■ AIM
Lines that contain the string "durante" are to be copied; leave out all others.

==========

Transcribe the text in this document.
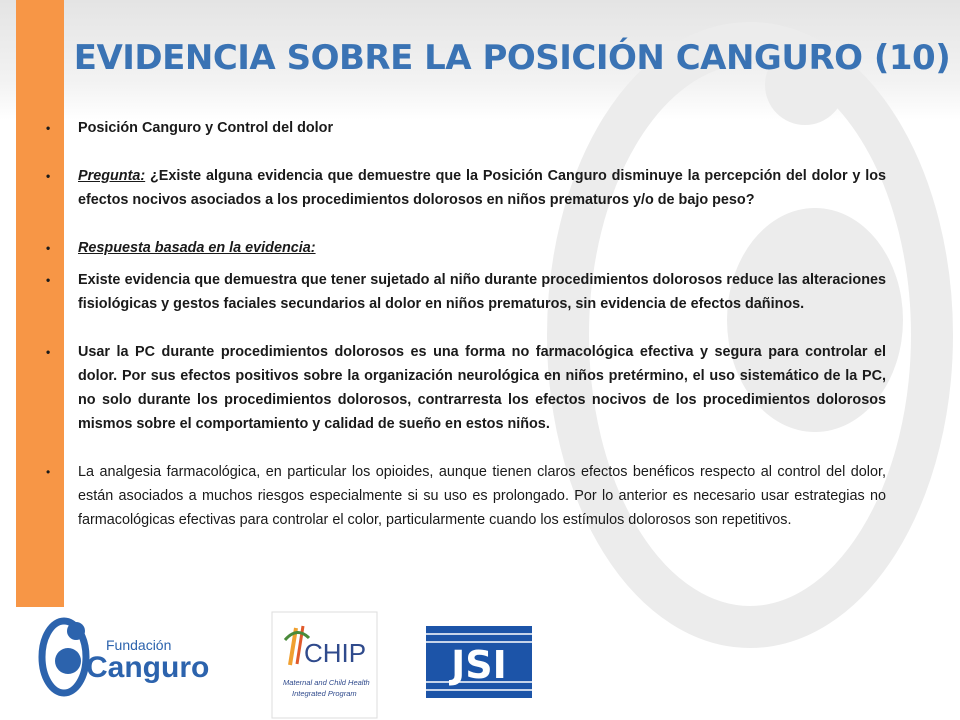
EVIDENCIA SOBRE LA POSICIÓN CANGURO (10)
• Posición Canguro y Control del dolor
• Pregunta: ¿Existe alguna evidencia que demuestre que la Posición Canguro disminuye la percepción del dolor y los efectos nocivos asociados a los procedimientos dolorosos en niños prematuros y/o de bajo peso?
• Respuesta basada en la evidencia:
• Existe evidencia que demuestra que tener sujetado al niño durante procedimientos dolorosos reduce las alteraciones fisiológicas y gestos faciales secundarios al dolor en niños prematuros, sin evidencia de efectos dañinos.
• Usar la PC durante procedimientos dolorosos es una forma no farmacológica efectiva y segura para controlar el dolor. Por sus efectos positivos sobre la organización neurológica en niños pretérmino, el uso sistemático de la PC, no solo durante los procedimientos dolorosos, contrarresta los efectos nocivos de los procedimientos dolorosos mismos sobre el comportamiento y calidad de sueño en estos niños.
• La analgesia farmacológica, en particular los opioides, aunque tienen claros efectos benéficos respecto al control del dolor, están asociados a muchos riesgos especialmente si su uso es prolongado. Por lo anterior es necesario usar estrategias no farmacológicas efectivas para controlar el color, particularmente cuando los estímulos dolorosos son repetitivos.
Fundación
Canguro	CHIP
Maternal and Child Health
Integrated Program
JSI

==========

■ SOLUTION TO THE EXERCISE
• Existe evidencia que demuestra que tener sujetado al niño durante procedimientos dolorosos reduce las alteraciones fisiológicas y gestos faciales secundarios al dolor en niños prematuros, sin evidencia de efectos dañinos.
• Usar la PC durante procedimientos dolorosos es una forma no farmacológica efectiva y segura para controlar el dolor. Por sus efectos positivos sobre la organización neurológica en niños pretérmino, el uso sistemático de la PC, no solo durante los procedimientos dolorosos, contrarresta los efectos nocivos de los procedimientos dolorosos mismos sobre el comportamiento y calidad de sueño en estos niños.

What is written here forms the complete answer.